PROBLEM TO WORK ON:
Repeat every record below exactly as it appears.
--- Start of DATA ROWS ---
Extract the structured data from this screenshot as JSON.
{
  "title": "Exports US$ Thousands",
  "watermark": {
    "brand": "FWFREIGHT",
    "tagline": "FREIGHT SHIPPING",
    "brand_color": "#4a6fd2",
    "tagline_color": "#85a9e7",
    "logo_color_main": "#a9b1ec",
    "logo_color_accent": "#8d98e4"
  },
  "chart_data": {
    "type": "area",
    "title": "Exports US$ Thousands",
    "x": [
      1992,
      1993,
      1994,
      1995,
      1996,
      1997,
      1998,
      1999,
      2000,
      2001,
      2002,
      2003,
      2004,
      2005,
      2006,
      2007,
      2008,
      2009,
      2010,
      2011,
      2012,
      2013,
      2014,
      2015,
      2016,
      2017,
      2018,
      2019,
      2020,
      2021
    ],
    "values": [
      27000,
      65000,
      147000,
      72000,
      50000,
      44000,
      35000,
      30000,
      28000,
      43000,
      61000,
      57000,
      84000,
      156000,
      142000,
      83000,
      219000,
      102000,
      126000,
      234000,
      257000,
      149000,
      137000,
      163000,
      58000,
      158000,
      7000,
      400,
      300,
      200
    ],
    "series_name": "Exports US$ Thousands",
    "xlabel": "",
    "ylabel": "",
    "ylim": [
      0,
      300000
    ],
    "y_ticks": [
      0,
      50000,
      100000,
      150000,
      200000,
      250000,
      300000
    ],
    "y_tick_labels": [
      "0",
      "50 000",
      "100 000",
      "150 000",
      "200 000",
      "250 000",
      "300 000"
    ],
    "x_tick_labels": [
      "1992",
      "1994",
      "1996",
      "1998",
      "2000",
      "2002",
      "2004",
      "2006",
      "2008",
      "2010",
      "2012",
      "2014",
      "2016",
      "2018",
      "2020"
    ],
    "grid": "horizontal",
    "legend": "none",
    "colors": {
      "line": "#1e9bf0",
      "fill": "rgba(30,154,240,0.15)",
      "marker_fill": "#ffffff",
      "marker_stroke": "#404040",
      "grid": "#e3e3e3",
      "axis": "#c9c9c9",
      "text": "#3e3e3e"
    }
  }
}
--- End of DATA ROWS ---
ANSWER TO THIS PROBLEM:
Extract the structured data from this screenshot as JSON.
{
  "title": "Exports US$ Thousands",
  "watermark": {
    "brand": "FWFREIGHT",
    "tagline": "FREIGHT SHIPPING",
    "brand_color": "#4a6fd2",
    "tagline_color": "#85a9e7",
    "logo_color_main": "#a9b1ec",
    "logo_color_accent": "#8d98e4"
  },
  "chart_data": {
    "type": "area",
    "title": "Exports US$ Thousands",
    "x": [
      1992,
      1993,
      1994,
      1995,
      1996,
      1997,
      1998,
      1999,
      2000,
      2001,
      2002,
      2003,
      2004,
      2005,
      2006,
      2007,
      2008,
      2009,
      2010,
      2011,
      2012,
      2013,
      2014,
      2015,
      2016,
      2017,
      2018,
      2019,
      2020,
      2021
    ],
    "values": [
      27000,
      65000,
      147000,
      72000,
      50000,
      44000,
      35000,
      30000,
      28000,
      43000,
      61000,
      57000,
      84000,
      156000,
      142000,
      83000,
      219000,
      102000,
      126000,
      234000,
      257000,
      149000,
      137000,
      163000,
      58000,
      158000,
      7000,
      400,
      300,
      200
    ],
    "series_name": "Exports US$ Thousands",
    "xlabel": "",
    "ylabel": "",
    "ylim": [
      0,
      300000
    ],
    "y_ticks": [
      0,
      50000,
      100000,
      150000,
      200000,
      250000,
      300000
    ],
    "y_tick_labels": [
      "0",
      "50 000",
      "100 000",
      "150 000",
      "200 000",
      "250 000",
      "300 000"
    ],
    "x_tick_labels": [
      "1992",
      "1994",
      "1996",
      "1998",
      "2000",
      "2002",
      "2004",
      "2006",
      "2008",
      "2010",
      "2012",
      "2014",
      "2016",
      "2018",
      "2020"
    ],
    "grid": "horizontal",
    "legend": "none",
    "colors": {
      "line": "#1e9bf0",
      "fill": "rgba(30,154,240,0.15)",
      "marker_fill": "#ffffff",
      "marker_stroke": "#404040",
      "grid": "#e3e3e3",
      "axis": "#c9c9c9",
      "text": "#3e3e3e"
    }
  }
}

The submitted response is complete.